## Given request
In the material below, find how many lines contain the string "image". Write only that number.

## Dataset entries

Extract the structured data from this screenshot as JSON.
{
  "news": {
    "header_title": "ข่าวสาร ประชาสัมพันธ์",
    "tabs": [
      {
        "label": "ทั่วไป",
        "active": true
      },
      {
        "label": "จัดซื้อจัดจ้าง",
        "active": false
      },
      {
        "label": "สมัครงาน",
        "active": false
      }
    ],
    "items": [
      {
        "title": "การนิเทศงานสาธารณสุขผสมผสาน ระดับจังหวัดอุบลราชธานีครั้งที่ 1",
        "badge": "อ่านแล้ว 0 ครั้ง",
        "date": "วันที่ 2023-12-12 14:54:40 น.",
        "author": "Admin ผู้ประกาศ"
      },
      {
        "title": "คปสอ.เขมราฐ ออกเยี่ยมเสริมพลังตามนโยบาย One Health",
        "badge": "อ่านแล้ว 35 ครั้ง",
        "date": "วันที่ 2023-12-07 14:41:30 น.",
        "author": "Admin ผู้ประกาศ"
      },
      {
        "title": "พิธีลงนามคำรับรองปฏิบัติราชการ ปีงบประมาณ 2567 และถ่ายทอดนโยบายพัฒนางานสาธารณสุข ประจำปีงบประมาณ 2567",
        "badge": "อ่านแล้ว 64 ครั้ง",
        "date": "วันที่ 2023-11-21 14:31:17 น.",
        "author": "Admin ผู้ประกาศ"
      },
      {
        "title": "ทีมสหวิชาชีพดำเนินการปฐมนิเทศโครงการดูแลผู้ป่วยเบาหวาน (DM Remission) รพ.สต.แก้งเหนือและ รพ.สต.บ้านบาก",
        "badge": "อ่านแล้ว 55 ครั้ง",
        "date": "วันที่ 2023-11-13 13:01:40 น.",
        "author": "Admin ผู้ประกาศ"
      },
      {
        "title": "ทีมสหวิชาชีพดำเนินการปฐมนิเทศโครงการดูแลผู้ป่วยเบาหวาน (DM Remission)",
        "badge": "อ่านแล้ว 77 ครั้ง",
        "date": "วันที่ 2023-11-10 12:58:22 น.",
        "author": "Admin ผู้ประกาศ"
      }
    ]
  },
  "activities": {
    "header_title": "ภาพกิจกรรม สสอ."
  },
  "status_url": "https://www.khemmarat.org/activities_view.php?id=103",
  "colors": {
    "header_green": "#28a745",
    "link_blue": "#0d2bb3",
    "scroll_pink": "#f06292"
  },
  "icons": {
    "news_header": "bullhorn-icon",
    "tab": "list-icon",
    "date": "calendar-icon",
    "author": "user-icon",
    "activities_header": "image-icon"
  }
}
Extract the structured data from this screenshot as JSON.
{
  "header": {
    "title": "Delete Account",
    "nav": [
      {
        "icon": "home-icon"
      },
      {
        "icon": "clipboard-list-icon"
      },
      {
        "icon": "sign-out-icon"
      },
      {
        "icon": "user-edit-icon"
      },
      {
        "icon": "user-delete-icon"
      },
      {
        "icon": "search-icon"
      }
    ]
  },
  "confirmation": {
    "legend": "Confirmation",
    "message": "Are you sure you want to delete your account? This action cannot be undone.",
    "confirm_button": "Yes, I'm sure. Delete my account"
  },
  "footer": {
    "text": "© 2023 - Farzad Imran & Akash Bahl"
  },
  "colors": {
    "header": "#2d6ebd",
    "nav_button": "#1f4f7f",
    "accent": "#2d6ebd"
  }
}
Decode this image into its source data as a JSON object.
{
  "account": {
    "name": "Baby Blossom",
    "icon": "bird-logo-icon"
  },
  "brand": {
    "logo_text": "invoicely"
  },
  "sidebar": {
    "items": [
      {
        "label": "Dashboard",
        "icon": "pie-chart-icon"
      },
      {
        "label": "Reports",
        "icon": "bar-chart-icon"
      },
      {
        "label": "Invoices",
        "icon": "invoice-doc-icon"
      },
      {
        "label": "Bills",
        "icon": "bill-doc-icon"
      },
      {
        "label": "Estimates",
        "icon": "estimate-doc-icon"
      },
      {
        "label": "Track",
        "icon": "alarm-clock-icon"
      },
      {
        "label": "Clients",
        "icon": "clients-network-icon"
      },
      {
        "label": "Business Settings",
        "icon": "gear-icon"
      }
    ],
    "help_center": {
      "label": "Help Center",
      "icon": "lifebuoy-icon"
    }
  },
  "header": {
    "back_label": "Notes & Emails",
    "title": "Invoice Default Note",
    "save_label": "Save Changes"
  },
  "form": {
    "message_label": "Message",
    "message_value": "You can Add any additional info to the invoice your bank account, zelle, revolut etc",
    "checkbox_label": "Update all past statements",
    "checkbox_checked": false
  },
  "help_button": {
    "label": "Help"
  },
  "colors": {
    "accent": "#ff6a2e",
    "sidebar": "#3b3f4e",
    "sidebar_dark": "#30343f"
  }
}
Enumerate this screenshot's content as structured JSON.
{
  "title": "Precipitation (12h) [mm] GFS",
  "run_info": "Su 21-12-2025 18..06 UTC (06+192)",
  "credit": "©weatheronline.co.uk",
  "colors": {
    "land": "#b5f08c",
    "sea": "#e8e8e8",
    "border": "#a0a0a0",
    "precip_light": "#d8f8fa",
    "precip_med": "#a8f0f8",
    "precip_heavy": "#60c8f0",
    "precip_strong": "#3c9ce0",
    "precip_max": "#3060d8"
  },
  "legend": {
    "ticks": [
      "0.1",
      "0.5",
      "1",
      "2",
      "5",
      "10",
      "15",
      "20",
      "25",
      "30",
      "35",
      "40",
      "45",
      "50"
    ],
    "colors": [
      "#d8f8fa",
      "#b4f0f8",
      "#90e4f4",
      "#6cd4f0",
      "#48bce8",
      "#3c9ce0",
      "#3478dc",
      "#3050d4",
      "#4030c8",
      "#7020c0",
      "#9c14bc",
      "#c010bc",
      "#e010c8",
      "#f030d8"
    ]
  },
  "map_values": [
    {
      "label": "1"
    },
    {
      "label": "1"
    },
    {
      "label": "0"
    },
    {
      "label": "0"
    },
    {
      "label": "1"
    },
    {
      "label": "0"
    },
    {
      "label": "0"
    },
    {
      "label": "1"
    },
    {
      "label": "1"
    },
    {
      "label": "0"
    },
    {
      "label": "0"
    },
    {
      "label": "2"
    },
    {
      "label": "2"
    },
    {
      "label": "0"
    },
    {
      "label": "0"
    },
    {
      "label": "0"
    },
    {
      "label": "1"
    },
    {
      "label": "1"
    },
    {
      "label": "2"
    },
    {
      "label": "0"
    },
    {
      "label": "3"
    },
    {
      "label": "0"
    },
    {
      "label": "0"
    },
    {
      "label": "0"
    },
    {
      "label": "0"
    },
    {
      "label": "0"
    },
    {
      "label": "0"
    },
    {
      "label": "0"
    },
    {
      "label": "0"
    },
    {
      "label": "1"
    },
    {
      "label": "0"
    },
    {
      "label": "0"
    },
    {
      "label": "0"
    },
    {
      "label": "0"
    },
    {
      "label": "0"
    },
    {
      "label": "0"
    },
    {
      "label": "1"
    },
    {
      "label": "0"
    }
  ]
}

## Task solution
2